*Listing*:
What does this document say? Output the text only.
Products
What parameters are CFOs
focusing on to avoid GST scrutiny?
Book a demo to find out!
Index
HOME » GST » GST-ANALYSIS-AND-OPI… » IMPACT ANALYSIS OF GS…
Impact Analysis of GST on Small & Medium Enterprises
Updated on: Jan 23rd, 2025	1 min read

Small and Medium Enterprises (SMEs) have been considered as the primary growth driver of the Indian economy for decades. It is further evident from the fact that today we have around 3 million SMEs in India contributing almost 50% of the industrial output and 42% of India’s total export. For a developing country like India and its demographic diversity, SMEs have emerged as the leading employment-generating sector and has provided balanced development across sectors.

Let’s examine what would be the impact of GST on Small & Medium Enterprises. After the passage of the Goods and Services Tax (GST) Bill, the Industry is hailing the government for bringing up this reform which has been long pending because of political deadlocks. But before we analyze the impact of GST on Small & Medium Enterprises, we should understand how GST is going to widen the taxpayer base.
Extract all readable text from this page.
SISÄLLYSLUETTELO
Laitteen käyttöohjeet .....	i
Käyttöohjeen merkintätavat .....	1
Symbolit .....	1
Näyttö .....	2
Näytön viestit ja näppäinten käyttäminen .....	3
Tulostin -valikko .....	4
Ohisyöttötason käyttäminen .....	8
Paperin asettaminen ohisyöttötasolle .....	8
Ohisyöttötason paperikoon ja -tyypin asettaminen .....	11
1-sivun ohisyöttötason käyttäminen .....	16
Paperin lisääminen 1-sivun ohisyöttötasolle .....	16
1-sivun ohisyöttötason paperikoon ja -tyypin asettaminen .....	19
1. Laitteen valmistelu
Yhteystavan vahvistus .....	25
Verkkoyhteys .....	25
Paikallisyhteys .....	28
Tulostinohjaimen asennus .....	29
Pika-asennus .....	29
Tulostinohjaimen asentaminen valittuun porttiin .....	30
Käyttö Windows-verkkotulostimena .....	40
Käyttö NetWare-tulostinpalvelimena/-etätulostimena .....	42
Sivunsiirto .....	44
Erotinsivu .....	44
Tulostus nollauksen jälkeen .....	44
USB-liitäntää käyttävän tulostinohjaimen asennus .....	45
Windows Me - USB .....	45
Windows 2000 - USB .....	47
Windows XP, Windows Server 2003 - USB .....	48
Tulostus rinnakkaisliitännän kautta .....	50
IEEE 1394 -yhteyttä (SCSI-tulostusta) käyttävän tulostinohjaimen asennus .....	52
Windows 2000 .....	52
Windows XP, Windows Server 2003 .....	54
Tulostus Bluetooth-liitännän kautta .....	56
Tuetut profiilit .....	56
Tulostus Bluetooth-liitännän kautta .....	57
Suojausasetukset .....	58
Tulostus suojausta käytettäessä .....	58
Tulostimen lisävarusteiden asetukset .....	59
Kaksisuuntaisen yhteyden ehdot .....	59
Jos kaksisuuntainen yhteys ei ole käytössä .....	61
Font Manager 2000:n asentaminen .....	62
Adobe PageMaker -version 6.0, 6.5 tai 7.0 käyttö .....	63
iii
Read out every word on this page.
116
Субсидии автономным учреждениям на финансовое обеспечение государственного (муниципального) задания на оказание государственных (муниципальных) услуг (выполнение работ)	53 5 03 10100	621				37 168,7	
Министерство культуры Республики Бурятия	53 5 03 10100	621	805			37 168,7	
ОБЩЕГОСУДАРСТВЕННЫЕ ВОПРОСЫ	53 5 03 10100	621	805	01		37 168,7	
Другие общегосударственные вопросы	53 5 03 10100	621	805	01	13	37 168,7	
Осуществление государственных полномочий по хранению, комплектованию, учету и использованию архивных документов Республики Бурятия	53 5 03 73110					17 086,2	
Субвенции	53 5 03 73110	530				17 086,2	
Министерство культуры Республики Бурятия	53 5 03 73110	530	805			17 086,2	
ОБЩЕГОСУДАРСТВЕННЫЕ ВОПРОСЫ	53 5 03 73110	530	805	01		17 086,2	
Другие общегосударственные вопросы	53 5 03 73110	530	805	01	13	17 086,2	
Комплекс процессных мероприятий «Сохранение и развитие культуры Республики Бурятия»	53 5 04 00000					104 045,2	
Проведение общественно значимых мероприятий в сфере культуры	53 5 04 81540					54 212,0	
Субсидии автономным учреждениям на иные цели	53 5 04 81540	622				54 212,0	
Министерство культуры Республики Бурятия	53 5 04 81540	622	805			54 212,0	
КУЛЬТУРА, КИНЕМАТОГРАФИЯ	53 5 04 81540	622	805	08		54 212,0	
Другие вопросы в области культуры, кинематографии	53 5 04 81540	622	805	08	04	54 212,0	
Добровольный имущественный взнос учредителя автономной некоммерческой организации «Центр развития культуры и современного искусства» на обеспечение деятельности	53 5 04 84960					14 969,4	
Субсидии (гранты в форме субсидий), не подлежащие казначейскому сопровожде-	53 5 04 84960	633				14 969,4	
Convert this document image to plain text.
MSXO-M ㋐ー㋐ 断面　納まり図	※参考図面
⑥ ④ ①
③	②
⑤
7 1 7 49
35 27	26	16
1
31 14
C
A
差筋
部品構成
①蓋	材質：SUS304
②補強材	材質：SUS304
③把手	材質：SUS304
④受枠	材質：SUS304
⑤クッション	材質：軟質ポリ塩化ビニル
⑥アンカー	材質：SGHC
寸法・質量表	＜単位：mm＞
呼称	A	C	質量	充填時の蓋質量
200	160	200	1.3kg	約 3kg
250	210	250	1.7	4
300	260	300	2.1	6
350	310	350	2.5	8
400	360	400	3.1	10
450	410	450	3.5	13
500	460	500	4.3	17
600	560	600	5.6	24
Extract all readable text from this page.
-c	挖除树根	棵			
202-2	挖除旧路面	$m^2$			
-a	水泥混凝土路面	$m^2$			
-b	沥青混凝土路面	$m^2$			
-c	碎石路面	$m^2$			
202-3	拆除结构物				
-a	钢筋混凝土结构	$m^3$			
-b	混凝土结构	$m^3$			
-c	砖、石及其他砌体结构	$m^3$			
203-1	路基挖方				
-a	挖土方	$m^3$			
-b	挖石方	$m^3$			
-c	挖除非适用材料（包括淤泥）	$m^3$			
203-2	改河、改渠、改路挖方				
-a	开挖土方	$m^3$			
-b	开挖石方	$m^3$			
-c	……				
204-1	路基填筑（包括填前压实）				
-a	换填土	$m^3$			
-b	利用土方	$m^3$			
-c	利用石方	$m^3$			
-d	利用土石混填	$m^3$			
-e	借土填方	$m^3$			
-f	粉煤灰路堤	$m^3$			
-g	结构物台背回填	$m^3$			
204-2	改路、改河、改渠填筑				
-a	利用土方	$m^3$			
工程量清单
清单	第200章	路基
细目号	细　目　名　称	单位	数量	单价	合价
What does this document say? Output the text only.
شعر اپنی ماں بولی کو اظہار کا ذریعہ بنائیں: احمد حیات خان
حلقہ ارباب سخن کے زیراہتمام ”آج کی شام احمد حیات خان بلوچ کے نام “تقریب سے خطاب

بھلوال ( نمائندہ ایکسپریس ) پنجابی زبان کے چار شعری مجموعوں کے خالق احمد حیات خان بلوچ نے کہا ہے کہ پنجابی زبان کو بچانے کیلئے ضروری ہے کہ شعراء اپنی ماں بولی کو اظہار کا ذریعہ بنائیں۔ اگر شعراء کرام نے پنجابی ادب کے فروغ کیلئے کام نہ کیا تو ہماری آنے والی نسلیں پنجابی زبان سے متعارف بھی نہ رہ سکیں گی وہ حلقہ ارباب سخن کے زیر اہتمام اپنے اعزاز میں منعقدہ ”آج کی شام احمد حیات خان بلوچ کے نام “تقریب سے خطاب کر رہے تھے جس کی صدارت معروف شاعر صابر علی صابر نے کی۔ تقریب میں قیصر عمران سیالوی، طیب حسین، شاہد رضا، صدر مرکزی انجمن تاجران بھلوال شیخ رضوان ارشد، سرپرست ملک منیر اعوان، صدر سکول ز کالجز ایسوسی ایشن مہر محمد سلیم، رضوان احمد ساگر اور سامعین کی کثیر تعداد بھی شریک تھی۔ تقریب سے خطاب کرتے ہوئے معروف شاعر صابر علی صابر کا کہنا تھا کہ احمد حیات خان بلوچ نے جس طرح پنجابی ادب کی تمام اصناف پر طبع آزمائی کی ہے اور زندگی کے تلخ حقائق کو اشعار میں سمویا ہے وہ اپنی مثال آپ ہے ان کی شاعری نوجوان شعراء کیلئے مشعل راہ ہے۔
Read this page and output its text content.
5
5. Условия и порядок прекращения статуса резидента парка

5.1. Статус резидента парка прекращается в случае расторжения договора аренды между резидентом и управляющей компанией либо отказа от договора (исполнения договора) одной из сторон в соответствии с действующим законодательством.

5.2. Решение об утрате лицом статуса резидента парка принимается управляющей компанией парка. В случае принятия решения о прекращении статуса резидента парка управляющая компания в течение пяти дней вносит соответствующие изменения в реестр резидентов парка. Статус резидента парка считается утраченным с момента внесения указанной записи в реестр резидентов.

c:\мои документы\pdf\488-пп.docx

*Prompt*:
Where a line holds the string "государственных", copy that line.

*The answer*:
Субсидии автономным учреждениям на финансовое обеспечение государственного (муниципального) задания на оказание государственных (муниципальных) услуг (выполнение работ)	53 5 03 10100	621				37 168,7	
Осуществление государственных полномочий по хранению, комплектованию, учету и использованию архивных документов Республики Бурятия	53 5 03 73110					17 086,2	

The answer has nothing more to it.